Data to use:
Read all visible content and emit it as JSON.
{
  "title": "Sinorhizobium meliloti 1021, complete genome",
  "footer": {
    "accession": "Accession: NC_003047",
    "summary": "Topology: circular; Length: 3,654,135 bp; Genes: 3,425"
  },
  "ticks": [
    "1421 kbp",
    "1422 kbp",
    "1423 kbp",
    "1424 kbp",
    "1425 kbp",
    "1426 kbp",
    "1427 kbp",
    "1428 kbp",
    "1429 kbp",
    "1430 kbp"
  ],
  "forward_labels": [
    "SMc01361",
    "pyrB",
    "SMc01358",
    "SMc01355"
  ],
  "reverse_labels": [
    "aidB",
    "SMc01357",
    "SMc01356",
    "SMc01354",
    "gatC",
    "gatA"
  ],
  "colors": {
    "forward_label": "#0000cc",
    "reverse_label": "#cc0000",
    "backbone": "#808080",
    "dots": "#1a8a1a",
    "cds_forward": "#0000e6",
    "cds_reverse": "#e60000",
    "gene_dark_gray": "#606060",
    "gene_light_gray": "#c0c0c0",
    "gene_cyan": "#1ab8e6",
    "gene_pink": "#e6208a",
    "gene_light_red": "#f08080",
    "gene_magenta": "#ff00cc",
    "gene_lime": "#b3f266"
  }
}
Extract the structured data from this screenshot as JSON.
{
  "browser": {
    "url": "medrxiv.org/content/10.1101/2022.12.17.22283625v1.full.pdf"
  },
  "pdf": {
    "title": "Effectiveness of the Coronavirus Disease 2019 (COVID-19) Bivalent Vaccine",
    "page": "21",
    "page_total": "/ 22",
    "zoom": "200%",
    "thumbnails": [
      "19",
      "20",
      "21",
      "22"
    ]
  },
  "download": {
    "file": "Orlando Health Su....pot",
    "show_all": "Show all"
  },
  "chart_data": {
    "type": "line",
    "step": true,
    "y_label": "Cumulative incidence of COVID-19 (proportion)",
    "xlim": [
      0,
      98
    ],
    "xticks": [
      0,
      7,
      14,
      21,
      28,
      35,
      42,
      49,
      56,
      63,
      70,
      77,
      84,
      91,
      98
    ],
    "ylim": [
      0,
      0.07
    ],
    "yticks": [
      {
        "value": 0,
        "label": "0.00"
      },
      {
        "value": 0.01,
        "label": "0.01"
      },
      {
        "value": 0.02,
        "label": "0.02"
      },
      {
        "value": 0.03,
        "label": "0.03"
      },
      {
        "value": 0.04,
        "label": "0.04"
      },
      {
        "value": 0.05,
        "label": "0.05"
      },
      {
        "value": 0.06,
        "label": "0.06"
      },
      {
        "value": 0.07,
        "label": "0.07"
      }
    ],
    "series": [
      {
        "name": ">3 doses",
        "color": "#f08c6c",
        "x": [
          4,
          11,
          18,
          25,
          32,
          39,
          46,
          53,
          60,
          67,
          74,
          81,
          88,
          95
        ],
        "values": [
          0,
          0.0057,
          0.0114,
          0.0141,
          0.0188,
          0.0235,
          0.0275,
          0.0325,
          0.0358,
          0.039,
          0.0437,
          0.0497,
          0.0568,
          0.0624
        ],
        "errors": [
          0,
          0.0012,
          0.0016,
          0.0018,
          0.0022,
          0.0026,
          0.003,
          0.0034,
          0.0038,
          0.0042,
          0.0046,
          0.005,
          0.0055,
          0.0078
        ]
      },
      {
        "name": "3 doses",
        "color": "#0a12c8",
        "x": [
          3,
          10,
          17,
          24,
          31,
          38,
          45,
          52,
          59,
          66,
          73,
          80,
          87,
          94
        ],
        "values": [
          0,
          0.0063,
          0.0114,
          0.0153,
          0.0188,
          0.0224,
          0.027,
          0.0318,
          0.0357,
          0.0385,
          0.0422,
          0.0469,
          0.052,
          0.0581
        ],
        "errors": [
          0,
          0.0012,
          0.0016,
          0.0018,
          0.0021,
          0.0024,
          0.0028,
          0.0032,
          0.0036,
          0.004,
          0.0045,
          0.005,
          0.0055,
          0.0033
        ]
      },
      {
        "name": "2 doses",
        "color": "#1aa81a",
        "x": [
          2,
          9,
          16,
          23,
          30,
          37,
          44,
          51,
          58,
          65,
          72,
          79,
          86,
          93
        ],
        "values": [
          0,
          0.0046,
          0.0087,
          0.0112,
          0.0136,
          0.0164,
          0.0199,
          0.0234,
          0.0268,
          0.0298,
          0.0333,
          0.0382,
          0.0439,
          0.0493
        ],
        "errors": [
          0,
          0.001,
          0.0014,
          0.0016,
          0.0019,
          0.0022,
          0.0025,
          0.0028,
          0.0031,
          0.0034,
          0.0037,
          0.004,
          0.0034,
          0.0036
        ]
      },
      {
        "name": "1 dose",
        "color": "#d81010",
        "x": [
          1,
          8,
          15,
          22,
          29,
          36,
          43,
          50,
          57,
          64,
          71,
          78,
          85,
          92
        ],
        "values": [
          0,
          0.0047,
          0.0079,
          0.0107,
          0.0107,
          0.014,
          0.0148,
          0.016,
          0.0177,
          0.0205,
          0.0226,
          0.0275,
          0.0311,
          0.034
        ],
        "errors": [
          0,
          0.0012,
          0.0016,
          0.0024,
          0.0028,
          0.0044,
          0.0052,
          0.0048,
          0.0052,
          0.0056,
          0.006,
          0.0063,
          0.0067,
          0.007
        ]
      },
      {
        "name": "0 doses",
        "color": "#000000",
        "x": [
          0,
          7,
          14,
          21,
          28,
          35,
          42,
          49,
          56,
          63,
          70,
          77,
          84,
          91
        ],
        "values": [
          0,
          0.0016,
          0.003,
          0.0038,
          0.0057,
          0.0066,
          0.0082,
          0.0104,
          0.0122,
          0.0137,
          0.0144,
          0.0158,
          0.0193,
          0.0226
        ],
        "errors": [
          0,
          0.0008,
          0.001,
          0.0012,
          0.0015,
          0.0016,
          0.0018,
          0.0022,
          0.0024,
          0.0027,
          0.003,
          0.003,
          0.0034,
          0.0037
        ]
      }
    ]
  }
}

Required action:
The answer must consist of every line from the entries above that contains the string "COVID".

Task response:
    "title": "Effectiveness of the Coronavirus Disease 2019 (COVID-19) Bivalent Vaccine",
    "y_label": "Cumulative incidence of COVID-19 (proportion)",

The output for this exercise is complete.